■ **Extracted data entries**:
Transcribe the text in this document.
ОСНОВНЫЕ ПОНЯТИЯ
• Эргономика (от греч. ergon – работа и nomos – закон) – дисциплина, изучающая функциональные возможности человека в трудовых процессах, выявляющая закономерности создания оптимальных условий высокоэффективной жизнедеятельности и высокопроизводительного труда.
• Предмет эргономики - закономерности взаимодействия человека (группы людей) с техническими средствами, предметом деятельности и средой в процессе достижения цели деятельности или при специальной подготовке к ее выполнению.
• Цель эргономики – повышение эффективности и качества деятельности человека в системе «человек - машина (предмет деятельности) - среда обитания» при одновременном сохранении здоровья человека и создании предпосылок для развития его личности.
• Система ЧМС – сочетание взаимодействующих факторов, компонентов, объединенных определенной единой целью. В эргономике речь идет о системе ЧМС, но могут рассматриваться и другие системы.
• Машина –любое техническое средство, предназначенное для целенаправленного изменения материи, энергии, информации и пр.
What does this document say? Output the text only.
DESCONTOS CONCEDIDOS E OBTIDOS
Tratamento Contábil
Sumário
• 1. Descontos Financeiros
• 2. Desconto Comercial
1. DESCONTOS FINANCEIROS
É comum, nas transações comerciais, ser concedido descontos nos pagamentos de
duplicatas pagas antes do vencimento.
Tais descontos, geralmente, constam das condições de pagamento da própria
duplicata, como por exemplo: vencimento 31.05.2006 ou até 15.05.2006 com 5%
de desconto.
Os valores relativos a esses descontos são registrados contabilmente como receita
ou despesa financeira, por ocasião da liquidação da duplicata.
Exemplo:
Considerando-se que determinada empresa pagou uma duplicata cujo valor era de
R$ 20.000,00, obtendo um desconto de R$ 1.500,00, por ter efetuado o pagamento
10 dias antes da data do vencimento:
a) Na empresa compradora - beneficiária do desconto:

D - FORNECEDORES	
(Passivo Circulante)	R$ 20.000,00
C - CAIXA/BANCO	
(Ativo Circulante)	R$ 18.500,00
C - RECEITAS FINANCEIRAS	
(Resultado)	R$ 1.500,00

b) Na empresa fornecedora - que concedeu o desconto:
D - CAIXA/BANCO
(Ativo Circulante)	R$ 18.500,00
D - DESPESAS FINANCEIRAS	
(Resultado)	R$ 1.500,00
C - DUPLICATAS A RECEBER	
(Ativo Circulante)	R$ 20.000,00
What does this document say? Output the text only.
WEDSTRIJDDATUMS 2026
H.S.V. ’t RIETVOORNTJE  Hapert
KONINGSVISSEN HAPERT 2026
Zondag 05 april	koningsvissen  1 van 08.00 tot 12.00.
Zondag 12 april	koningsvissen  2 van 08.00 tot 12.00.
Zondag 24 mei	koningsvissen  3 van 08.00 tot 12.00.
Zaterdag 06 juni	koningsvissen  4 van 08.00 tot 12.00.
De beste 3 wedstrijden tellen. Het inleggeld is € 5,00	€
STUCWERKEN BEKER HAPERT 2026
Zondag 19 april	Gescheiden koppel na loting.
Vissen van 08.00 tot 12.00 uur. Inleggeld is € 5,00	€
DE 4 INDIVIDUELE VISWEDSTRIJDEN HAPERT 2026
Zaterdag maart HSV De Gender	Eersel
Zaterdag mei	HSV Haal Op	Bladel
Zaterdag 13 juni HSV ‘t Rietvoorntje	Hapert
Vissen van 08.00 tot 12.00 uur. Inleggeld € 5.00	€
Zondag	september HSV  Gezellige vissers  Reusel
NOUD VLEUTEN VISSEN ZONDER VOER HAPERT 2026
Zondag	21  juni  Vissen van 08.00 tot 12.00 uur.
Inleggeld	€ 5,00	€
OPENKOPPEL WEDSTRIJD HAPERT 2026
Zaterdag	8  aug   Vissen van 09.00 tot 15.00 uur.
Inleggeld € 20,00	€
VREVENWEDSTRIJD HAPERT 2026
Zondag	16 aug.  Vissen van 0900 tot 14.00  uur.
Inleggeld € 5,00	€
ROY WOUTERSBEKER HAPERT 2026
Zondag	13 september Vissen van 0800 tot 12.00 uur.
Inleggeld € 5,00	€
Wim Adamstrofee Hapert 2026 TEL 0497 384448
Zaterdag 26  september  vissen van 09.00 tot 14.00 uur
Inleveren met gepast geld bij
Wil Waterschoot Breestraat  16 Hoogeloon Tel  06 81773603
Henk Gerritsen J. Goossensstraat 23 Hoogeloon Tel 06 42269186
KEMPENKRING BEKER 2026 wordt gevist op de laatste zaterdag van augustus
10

■ **CHALLENGE**: Identify every line where the string "человека" appears.

■ **THE RESPONSE**:
• Эргономика (от греч. ergon – работа и nomos – закон) – дисциплина, изучающая функциональные возможности человека в трудовых процессах, выявляющая закономерности создания оптимальных условий высокоэффективной жизнедеятельности и высокопроизводительного труда.
• Предмет эргономики - закономерности взаимодействия человека (группы людей) с техническими средствами, предметом деятельности и средой в процессе достижения цели деятельности или при специальной подготовке к ее выполнению.
• Цель эргономики – повышение эффективности и качества деятельности человека в системе «человек - машина (предмет деятельности) - среда обитания» при одновременном сохранении здоровья человека и создании предпосылок для развития его личности.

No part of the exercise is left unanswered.